## BEGIN

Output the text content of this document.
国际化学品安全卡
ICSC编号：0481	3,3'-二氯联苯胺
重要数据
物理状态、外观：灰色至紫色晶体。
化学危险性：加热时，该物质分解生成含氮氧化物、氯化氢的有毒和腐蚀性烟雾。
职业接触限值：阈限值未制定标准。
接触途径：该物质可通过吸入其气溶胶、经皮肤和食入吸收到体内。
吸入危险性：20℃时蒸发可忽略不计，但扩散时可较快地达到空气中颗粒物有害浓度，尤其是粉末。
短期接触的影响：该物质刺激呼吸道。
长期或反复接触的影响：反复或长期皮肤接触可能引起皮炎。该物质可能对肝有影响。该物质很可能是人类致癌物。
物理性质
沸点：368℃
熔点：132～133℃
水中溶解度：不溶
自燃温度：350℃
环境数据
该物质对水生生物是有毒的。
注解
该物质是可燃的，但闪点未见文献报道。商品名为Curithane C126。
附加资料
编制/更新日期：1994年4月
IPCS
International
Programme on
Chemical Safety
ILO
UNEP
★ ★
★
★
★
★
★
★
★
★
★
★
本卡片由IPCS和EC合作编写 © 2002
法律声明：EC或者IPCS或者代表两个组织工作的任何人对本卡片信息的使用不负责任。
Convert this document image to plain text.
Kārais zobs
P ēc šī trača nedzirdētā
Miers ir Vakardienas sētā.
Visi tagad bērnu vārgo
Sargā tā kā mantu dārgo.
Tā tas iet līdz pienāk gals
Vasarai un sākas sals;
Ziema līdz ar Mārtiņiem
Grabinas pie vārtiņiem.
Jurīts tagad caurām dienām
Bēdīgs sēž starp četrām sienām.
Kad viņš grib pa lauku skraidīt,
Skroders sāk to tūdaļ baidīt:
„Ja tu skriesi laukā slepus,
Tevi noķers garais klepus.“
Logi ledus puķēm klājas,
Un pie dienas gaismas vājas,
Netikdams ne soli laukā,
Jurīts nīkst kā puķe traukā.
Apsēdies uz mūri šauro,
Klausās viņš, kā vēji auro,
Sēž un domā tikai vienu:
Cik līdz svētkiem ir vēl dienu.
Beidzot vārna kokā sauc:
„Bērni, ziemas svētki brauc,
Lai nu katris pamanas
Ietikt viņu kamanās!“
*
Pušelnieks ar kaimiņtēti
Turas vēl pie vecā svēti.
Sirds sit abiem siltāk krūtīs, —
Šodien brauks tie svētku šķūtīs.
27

## END

# INSTRUCTION
Locate all lines in the listing above with the word "līdz" and copy them.

# WRITTEN RESPONSE
Tā tas iet līdz pienāk gals
Ziema līdz ar Mārtiņiem
Cik līdz svētkiem ir vēl dienu.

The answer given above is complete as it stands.